## Required work
Give the material again in full, matching it exactly.

-------- Records shown

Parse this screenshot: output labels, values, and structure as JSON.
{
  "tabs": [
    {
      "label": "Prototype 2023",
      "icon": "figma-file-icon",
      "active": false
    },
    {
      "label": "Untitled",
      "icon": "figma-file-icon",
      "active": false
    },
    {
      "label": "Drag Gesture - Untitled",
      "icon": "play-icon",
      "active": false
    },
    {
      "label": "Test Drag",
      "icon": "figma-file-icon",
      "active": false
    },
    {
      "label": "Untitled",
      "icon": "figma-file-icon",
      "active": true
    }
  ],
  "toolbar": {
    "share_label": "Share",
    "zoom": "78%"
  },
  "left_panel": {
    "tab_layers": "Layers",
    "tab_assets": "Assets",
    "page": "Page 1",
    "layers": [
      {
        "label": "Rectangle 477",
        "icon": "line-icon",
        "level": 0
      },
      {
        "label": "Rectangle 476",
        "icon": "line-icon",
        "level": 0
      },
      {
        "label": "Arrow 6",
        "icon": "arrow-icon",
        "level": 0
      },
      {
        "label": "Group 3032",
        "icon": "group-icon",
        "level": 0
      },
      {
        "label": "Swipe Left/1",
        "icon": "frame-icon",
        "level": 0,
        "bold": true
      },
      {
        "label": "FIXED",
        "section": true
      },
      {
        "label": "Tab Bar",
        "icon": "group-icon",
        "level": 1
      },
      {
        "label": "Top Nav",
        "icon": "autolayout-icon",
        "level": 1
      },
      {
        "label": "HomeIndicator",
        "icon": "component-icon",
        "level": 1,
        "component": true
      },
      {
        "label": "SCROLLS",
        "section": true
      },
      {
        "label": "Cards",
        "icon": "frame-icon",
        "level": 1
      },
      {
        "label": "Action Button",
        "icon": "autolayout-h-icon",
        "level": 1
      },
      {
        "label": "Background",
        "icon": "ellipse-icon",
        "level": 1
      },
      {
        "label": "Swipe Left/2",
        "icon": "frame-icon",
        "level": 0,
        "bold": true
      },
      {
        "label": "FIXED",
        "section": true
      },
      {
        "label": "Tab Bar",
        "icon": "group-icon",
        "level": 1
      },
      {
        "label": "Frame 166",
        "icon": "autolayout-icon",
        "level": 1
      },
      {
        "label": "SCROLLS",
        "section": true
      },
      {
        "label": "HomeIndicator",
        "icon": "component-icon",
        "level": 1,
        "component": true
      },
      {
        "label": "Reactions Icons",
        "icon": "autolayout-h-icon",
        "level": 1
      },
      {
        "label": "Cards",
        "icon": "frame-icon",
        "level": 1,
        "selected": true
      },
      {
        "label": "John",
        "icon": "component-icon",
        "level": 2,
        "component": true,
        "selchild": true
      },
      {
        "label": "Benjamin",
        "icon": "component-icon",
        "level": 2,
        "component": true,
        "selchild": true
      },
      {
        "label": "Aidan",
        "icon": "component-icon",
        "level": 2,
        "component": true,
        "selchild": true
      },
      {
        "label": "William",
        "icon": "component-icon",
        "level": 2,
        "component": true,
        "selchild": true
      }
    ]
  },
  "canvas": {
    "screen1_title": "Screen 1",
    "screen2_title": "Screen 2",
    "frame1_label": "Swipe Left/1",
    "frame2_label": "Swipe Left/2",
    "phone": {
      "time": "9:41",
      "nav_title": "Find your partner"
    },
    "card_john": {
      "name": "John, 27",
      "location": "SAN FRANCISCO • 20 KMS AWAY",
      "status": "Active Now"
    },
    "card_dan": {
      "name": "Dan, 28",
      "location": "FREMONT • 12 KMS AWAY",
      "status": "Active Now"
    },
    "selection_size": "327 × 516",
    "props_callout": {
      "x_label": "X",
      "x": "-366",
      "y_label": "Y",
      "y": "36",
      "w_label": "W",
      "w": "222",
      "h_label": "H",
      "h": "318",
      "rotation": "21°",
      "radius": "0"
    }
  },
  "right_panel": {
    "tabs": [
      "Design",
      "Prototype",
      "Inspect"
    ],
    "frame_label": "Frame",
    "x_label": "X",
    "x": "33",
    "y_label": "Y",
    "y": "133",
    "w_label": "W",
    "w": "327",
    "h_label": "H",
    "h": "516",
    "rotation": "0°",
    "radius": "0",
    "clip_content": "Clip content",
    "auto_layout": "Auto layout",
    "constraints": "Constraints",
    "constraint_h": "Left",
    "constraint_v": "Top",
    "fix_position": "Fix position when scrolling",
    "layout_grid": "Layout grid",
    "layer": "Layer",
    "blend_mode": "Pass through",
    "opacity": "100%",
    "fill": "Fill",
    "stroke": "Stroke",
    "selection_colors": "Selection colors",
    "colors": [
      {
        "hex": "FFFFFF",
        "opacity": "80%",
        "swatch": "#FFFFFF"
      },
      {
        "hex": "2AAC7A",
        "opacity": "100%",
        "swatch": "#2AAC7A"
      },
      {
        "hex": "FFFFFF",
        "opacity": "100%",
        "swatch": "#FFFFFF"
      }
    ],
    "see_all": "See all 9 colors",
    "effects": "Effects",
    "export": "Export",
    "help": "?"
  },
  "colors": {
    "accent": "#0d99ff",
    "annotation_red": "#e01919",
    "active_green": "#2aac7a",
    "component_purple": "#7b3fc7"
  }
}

----------------

## Output
Parse this screenshot: output labels, values, and structure as JSON.
{
  "tabs": [
    {
      "label": "Prototype 2023",
      "icon": "figma-file-icon",
      "active": false
    },
    {
      "label": "Untitled",
      "icon": "figma-file-icon",
      "active": false
    },
    {
      "label": "Drag Gesture - Untitled",
      "icon": "play-icon",
      "active": false
    },
    {
      "label": "Test Drag",
      "icon": "figma-file-icon",
      "active": false
    },
    {
      "label": "Untitled",
      "icon": "figma-file-icon",
      "active": true
    }
  ],
  "toolbar": {
    "share_label": "Share",
    "zoom": "78%"
  },
  "left_panel": {
    "tab_layers": "Layers",
    "tab_assets": "Assets",
    "page": "Page 1",
    "layers": [
      {
        "label": "Rectangle 477",
        "icon": "line-icon",
        "level": 0
      },
      {
        "label": "Rectangle 476",
        "icon": "line-icon",
        "level": 0
      },
      {
        "label": "Arrow 6",
        "icon": "arrow-icon",
        "level": 0
      },
      {
        "label": "Group 3032",
        "icon": "group-icon",
        "level": 0
      },
      {
        "label": "Swipe Left/1",
        "icon": "frame-icon",
        "level": 0,
        "bold": true
      },
      {
        "label": "FIXED",
        "section": true
      },
      {
        "label": "Tab Bar",
        "icon": "group-icon",
        "level": 1
      },
      {
        "label": "Top Nav",
        "icon": "autolayout-icon",
        "level": 1
      },
      {
        "label": "HomeIndicator",
        "icon": "component-icon",
        "level": 1,
        "component": true
      },
      {
        "label": "SCROLLS",
        "section": true
      },
      {
        "label": "Cards",
        "icon": "frame-icon",
        "level": 1
      },
      {
        "label": "Action Button",
        "icon": "autolayout-h-icon",
        "level": 1
      },
      {
        "label": "Background",
        "icon": "ellipse-icon",
        "level": 1
      },
      {
        "label": "Swipe Left/2",
        "icon": "frame-icon",
        "level": 0,
        "bold": true
      },
      {
        "label": "FIXED",
        "section": true
      },
      {
        "label": "Tab Bar",
        "icon": "group-icon",
        "level": 1
      },
      {
        "label": "Frame 166",
        "icon": "autolayout-icon",
        "level": 1
      },
      {
        "label": "SCROLLS",
        "section": true
      },
      {
        "label": "HomeIndicator",
        "icon": "component-icon",
        "level": 1,
        "component": true
      },
      {
        "label": "Reactions Icons",
        "icon": "autolayout-h-icon",
        "level": 1
      },
      {
        "label": "Cards",
        "icon": "frame-icon",
        "level": 1,
        "selected": true
      },
      {
        "label": "John",
        "icon": "component-icon",
        "level": 2,
        "component": true,
        "selchild": true
      },
      {
        "label": "Benjamin",
        "icon": "component-icon",
        "level": 2,
        "component": true,
        "selchild": true
      },
      {
        "label": "Aidan",
        "icon": "component-icon",
        "level": 2,
        "component": true,
        "selchild": true
      },
      {
        "label": "William",
        "icon": "component-icon",
        "level": 2,
        "component": true,
        "selchild": true
      }
    ]
  },
  "canvas": {
    "screen1_title": "Screen 1",
    "screen2_title": "Screen 2",
    "frame1_label": "Swipe Left/1",
    "frame2_label": "Swipe Left/2",
    "phone": {
      "time": "9:41",
      "nav_title": "Find your partner"
    },
    "card_john": {
      "name": "John, 27",
      "location": "SAN FRANCISCO • 20 KMS AWAY",
      "status": "Active Now"
    },
    "card_dan": {
      "name": "Dan, 28",
      "location": "FREMONT • 12 KMS AWAY",
      "status": "Active Now"
    },
    "selection_size": "327 × 516",
    "props_callout": {
      "x_label": "X",
      "x": "-366",
      "y_label": "Y",
      "y": "36",
      "w_label": "W",
      "w": "222",
      "h_label": "H",
      "h": "318",
      "rotation": "21°",
      "radius": "0"
    }
  },
  "right_panel": {
    "tabs": [
      "Design",
      "Prototype",
      "Inspect"
    ],
    "frame_label": "Frame",
    "x_label": "X",
    "x": "33",
    "y_label": "Y",
    "y": "133",
    "w_label": "W",
    "w": "327",
    "h_label": "H",
    "h": "516",
    "rotation": "0°",
    "radius": "0",
    "clip_content": "Clip content",
    "auto_layout": "Auto layout",
    "constraints": "Constraints",
    "constraint_h": "Left",
    "constraint_v": "Top",
    "fix_position": "Fix position when scrolling",
    "layout_grid": "Layout grid",
    "layer": "Layer",
    "blend_mode": "Pass through",
    "opacity": "100%",
    "fill": "Fill",
    "stroke": "Stroke",
    "selection_colors": "Selection colors",
    "colors": [
      {
        "hex": "FFFFFF",
        "opacity": "80%",
        "swatch": "#FFFFFF"
      },
      {
        "hex": "2AAC7A",
        "opacity": "100%",
        "swatch": "#2AAC7A"
      },
      {
        "hex": "FFFFFF",
        "opacity": "100%",
        "swatch": "#FFFFFF"
      }
    ],
    "see_all": "See all 9 colors",
    "effects": "Effects",
    "export": "Export",
    "help": "?"
  },
  "colors": {
    "accent": "#0d99ff",
    "annotation_red": "#e01919",
    "active_green": "#2aac7a",
    "component_purple": "#7b3fc7"
  }
}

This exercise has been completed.